_PROBLEM STATEMENT_: Which lines have the string "Square"? Copy all of them from the entries below.

* * * * * * * * *

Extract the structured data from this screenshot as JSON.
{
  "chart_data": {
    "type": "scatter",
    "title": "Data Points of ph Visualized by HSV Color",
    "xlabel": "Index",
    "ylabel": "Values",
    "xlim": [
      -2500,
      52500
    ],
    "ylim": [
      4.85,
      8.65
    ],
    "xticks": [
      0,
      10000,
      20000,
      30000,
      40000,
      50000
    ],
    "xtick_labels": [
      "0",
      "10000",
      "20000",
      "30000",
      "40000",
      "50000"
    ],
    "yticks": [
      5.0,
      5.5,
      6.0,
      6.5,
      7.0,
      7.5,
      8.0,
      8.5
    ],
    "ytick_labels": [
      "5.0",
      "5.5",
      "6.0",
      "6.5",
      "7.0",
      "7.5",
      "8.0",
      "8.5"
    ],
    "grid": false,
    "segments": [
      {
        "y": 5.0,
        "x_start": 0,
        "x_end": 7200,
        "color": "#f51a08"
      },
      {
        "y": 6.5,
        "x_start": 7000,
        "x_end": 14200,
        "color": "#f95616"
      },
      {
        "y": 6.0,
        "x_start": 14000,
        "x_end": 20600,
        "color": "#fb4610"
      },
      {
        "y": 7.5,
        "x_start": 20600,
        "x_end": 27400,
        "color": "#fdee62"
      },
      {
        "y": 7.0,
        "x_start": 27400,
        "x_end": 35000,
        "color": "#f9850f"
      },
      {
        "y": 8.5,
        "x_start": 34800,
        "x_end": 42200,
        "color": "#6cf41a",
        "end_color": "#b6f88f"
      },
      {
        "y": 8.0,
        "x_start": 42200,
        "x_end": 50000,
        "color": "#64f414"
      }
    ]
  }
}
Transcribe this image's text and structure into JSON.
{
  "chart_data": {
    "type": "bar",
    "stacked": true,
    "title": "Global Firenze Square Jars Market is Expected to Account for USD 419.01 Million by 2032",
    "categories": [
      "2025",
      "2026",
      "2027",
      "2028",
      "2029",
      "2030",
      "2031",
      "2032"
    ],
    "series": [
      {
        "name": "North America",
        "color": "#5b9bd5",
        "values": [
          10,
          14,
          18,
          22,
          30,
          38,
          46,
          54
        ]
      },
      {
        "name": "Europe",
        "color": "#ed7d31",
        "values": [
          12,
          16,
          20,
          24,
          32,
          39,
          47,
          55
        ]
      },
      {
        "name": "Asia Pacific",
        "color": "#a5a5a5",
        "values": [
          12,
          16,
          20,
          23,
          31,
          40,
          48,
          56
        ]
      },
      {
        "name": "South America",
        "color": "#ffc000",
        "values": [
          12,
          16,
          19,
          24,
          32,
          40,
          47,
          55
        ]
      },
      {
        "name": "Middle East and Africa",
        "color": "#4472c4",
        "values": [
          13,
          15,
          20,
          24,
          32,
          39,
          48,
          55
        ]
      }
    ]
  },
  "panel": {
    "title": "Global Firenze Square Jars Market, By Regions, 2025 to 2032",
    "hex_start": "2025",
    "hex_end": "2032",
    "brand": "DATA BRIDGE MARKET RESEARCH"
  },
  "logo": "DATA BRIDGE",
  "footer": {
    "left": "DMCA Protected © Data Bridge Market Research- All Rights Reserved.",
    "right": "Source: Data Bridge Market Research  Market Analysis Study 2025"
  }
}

* * * * * * * * *

_OUTPUT FOR THIS TASK_:
    "title": "Global Firenze Square Jars Market is Expected to Account for USD 419.01 Million by 2032",
    "title": "Global Firenze Square Jars Market, By Regions, 2025 to 2032",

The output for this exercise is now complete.